Entries with figure data:
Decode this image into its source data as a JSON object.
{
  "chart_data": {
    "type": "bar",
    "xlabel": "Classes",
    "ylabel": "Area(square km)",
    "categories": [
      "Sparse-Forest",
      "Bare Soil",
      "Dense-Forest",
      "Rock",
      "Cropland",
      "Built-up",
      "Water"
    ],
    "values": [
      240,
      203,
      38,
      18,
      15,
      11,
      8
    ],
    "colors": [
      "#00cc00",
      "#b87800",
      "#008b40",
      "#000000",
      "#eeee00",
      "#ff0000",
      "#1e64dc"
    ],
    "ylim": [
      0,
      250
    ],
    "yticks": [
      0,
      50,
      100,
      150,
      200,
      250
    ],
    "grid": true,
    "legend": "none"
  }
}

_What is asked_
Each line of the material should be duplicated exactly, please.

_Written answer_
Decode this image into its source data as a JSON object.
{
  "chart_data": {
    "type": "bar",
    "xlabel": "Classes",
    "ylabel": "Area(square km)",
    "categories": [
      "Sparse-Forest",
      "Bare Soil",
      "Dense-Forest",
      "Rock",
      "Cropland",
      "Built-up",
      "Water"
    ],
    "values": [
      240,
      203,
      38,
      18,
      15,
      11,
      8
    ],
    "colors": [
      "#00cc00",
      "#b87800",
      "#008b40",
      "#000000",
      "#eeee00",
      "#ff0000",
      "#1e64dc"
    ],
    "ylim": [
      0,
      250
    ],
    "yticks": [
      0,
      50,
      100,
      150,
      200,
      250
    ],
    "grid": true,
    "legend": "none"
  }
}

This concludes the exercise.